▸ **AIM OF THE EXERCISE**:
Out of the lines below, please list those that hold the string "краевой".

▸ **RAW RECORDS**:
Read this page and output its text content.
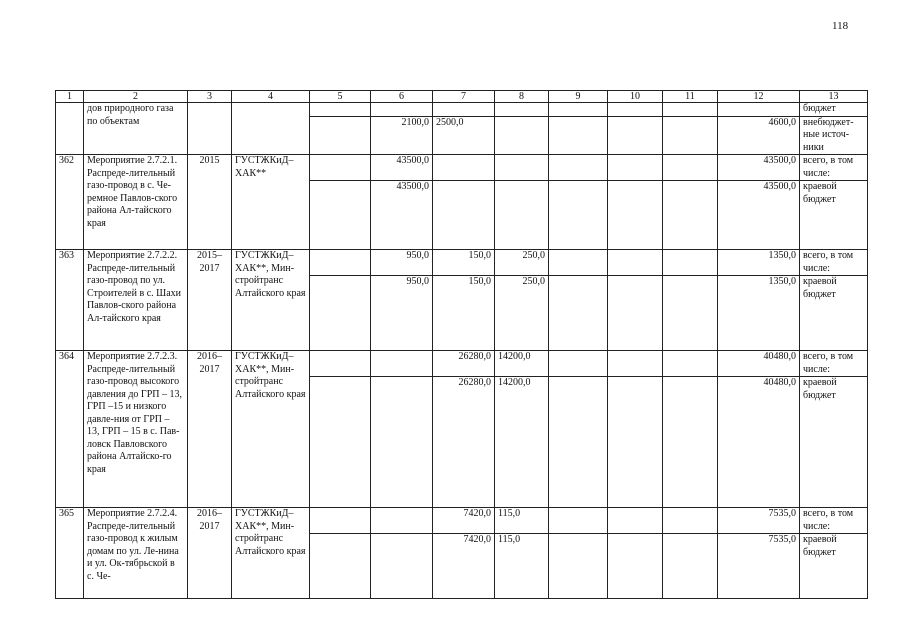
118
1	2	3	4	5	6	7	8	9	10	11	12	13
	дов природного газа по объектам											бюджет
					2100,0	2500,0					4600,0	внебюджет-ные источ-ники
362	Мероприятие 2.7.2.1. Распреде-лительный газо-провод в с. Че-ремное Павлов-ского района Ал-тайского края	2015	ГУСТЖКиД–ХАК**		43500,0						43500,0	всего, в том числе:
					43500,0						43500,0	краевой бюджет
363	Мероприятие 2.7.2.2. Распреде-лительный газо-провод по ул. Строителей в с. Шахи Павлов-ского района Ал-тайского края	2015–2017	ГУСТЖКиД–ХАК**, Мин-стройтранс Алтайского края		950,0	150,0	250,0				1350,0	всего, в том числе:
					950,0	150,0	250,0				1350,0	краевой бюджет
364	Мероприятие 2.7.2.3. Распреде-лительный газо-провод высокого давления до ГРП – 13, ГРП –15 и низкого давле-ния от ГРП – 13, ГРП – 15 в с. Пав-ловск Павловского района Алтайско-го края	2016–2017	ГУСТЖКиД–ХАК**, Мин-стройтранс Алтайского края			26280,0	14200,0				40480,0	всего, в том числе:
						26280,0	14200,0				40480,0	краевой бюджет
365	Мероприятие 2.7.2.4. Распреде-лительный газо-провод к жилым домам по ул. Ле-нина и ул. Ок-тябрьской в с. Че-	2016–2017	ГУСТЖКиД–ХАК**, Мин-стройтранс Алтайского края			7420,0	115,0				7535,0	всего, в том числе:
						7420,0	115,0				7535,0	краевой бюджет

▸ **EXERCISE SOLUTION**:
					43500,0						43500,0	краевой бюджет
					950,0	150,0	250,0				1350,0	краевой бюджет
						26280,0	14200,0				40480,0	краевой бюджет
						7420,0	115,0				7535,0	краевой бюджет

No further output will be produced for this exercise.